─── PROVIDED RECORDS

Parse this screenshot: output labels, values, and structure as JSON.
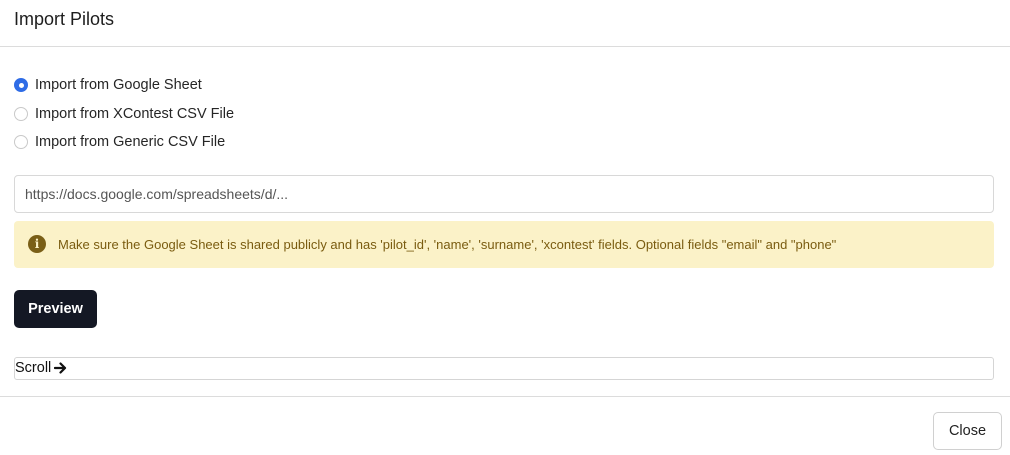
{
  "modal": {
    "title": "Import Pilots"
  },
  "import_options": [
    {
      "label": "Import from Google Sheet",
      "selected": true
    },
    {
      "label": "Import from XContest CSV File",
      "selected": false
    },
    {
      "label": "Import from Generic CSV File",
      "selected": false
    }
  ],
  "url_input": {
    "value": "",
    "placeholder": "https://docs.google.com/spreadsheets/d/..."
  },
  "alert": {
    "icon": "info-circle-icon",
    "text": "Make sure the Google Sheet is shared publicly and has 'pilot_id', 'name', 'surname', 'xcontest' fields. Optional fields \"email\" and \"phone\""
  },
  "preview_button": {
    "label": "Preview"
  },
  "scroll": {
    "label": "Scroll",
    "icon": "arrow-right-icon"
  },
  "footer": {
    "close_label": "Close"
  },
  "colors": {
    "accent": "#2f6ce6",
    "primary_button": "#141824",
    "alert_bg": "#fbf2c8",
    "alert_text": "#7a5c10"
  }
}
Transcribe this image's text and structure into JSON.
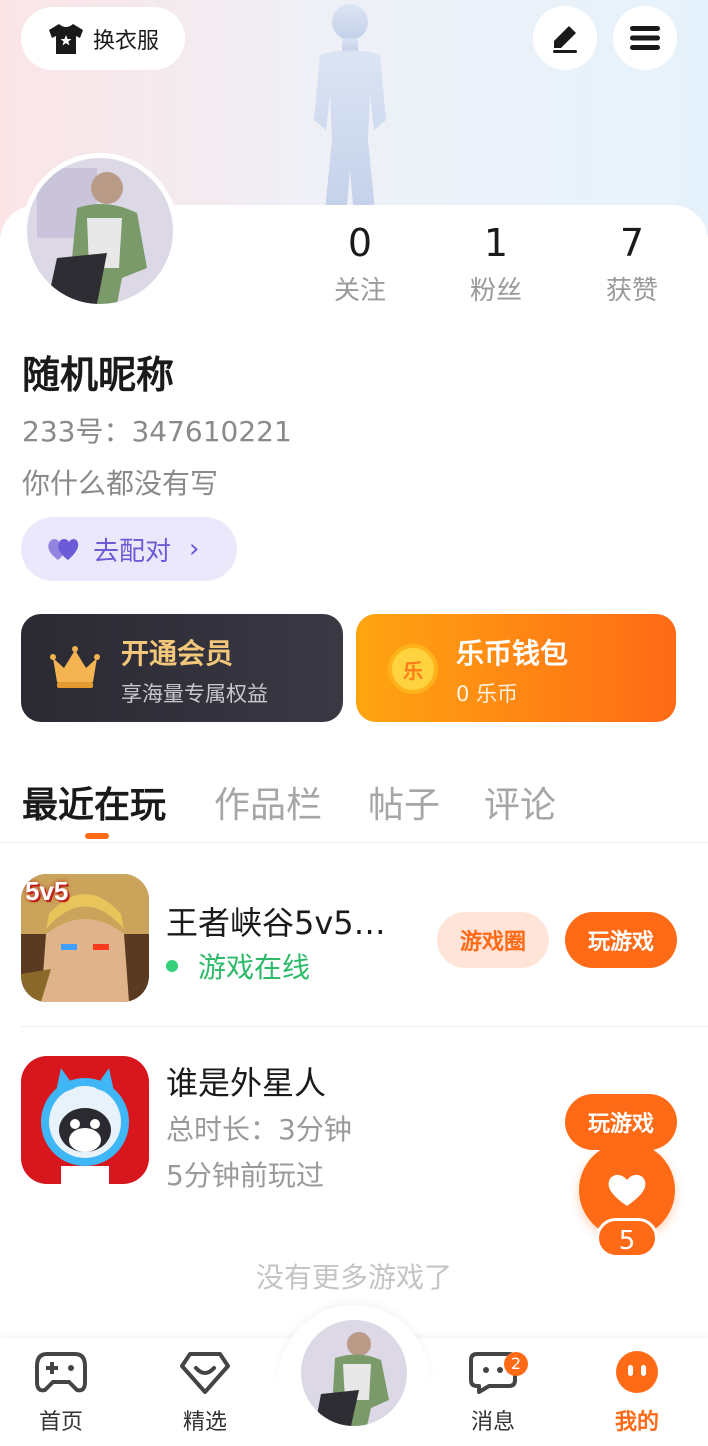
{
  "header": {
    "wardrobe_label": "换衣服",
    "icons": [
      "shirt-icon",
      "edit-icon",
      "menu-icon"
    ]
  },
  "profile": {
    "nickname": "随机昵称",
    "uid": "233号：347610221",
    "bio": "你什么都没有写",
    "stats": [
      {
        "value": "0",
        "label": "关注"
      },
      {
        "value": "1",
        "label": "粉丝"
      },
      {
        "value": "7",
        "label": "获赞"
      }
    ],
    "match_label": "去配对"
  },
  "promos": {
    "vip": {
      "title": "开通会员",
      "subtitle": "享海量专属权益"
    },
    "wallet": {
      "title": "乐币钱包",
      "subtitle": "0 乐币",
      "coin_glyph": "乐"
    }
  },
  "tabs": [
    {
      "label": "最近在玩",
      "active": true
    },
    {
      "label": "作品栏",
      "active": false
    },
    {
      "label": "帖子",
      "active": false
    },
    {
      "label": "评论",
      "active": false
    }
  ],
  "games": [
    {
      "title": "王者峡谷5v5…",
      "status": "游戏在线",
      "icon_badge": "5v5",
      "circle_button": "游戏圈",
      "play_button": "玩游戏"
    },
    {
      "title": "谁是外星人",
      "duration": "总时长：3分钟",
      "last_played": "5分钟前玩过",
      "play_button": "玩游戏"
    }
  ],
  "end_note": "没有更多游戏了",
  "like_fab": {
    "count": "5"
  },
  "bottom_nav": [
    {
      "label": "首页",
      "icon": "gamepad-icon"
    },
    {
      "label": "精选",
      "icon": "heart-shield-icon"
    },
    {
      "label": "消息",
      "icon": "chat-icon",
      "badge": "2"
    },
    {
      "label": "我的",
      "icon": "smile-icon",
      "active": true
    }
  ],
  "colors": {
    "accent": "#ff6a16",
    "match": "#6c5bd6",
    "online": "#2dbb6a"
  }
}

──────
─── PROVIDED RECORDS

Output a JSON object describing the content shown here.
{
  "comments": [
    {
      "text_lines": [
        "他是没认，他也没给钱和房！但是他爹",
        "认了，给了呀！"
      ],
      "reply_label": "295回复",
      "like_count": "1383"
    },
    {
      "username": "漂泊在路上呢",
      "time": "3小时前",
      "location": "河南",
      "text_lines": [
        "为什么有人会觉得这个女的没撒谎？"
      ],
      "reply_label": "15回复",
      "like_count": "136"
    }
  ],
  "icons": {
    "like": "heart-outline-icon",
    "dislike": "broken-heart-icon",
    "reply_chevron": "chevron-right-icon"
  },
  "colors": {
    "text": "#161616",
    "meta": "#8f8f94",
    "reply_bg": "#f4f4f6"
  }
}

──────

WORK TO DO:
State only the number of lines in these entries that contain "this".

PROBLEM SOLUTION:
2